TEXTO DE ORIGEN:

•••••

A lo largo de la historia hay casos conocidos de vinos tapiados, casi siempre para evitar expolios. Un miembro no precisado de la Marchesi Antinori, productora de uno de los vinos más afamados de Italia, ocultó durante la Segunda Guerra Mundial las botellas históricas más valiosas de su bodega detrás de una capilla de su propiedad en la Toscana. Los santos las protegieron hasta la década de los 90, cuando fueron redescubiertas. Ahora forman parte de la historia de la bodega. Otro de los casos más famosos es el de la mítica Château Latour, en Burdeos. Durante la ocupación alemana, las autoridades nazis estaban confiscando vinos de calidad para enviarlos a Alemania.

•••••

QUÉ HACER:
1 - Indica si cada afirmación concuerda con el texto sobre los vinos tapiados, contestando sí o no y citando literalmente las palabras que lo deciden:
(a) La Marchesi Antinori escondió sus botellas detrás de una capilla en la Toscana.
(b) Las botellas ocultas por la Antinori se redescubrieron en la década de los 80.
(c) Château Latour se encuentra en Borgoña.
2 - Prosigue el texto sobre los vinos tapiados a partir de su última frase.

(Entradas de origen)
•••••

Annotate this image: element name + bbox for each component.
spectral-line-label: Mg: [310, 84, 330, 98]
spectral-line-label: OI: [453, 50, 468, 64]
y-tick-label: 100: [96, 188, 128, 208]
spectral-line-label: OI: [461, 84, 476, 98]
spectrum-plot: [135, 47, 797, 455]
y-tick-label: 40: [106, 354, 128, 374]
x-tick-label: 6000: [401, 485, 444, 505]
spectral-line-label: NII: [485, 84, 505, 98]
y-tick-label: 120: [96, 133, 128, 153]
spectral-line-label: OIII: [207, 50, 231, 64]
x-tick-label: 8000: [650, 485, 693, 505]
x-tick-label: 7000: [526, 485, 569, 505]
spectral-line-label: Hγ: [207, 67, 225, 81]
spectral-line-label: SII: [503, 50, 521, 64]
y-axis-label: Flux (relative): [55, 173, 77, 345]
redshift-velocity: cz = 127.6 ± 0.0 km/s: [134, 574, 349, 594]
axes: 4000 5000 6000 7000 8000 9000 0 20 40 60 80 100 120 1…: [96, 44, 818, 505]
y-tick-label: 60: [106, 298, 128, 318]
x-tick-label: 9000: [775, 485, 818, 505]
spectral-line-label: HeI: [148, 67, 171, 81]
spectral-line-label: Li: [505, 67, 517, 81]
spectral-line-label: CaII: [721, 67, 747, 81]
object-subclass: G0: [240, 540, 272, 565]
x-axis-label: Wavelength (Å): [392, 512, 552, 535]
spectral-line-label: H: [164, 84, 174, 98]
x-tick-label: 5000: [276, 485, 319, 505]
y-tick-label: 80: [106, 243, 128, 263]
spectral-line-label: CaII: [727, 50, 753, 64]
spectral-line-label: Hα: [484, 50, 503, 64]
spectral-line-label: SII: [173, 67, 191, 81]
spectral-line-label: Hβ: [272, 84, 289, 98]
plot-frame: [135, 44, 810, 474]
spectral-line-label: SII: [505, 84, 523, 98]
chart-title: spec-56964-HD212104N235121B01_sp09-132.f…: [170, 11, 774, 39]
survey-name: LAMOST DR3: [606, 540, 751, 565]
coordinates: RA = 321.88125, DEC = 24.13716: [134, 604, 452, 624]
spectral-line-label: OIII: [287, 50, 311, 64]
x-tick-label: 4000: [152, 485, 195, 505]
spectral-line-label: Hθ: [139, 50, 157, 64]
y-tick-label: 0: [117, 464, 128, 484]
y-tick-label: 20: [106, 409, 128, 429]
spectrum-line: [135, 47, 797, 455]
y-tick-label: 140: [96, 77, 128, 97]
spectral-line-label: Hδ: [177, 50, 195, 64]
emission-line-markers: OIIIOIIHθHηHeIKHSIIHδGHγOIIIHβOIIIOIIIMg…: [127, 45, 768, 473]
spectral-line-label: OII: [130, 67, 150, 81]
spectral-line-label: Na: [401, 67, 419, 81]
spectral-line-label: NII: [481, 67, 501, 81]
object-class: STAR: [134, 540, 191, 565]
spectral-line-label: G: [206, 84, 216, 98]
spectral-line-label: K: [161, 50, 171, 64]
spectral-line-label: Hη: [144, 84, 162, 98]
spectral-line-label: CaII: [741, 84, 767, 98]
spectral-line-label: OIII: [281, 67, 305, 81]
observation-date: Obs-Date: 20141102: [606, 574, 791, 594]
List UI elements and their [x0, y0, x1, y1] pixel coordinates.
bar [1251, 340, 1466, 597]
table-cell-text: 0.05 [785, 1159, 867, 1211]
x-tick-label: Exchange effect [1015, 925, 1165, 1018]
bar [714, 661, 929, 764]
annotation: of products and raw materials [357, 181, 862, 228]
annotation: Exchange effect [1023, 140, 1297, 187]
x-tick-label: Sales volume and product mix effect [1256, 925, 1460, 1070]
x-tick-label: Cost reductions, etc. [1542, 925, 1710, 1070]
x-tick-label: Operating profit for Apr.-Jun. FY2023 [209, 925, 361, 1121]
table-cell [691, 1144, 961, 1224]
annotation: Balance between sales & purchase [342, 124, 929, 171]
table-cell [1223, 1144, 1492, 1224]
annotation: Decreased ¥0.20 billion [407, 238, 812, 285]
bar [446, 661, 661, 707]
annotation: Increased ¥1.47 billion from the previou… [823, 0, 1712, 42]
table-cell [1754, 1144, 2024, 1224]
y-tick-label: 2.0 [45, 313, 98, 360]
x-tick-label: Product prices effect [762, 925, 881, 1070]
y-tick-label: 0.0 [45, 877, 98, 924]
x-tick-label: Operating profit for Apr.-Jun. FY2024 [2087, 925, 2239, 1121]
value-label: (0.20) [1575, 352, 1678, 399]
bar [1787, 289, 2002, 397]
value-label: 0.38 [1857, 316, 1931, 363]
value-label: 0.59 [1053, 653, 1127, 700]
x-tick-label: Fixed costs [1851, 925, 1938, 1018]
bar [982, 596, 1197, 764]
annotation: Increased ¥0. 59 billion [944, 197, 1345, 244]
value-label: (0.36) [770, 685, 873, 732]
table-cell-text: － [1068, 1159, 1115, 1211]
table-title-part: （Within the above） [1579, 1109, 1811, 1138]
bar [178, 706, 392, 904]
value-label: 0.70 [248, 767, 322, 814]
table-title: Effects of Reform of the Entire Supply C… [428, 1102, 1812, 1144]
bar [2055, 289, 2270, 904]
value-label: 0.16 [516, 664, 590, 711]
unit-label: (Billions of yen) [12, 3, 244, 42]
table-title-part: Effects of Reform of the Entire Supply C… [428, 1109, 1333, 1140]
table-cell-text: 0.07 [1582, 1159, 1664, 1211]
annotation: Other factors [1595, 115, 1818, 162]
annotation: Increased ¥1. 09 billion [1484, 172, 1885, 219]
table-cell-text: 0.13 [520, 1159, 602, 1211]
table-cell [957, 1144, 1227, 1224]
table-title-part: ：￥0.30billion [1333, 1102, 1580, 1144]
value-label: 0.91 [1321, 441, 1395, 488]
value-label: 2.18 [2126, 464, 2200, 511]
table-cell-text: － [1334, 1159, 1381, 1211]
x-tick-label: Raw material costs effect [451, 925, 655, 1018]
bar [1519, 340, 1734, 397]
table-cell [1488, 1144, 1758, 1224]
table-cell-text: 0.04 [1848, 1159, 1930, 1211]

•••••

RESPUESTAS:
1 -
(a) Sí: «detrás de una capilla de su propiedad en la Toscana».
(b) No: «hasta la década de los 90, cuando fueron redescubiertas».
(c) No: «la mítica Château Latour, en Burdeos».

2 -
Y así podríamos seguir con muchos ejemplos, caso de la Bodega Dra-ppier, en la región de Champagne. La familia Drappier escondió sus vinos detrás de bloques de cemento durante ambas guerras mundiales para protegerlos. En 1952 se encontraron cientos de botellas enterradas en la bodega y algunas de ellas datan de 1920. La bodega Houet, Chateau Latour y Mouton Roschild tienen historias similares. Y les contaré un caso a la inversa. La alemana Weinhaus Huth tapió en sus sótanos miles de botellas para salvarlas de los bombardeos aliados. El vino se mantuvo oculto durante décadas y no fue descubierto hasta 1987, año en el que unos obreros que reformaban el local las volvieron a la luz.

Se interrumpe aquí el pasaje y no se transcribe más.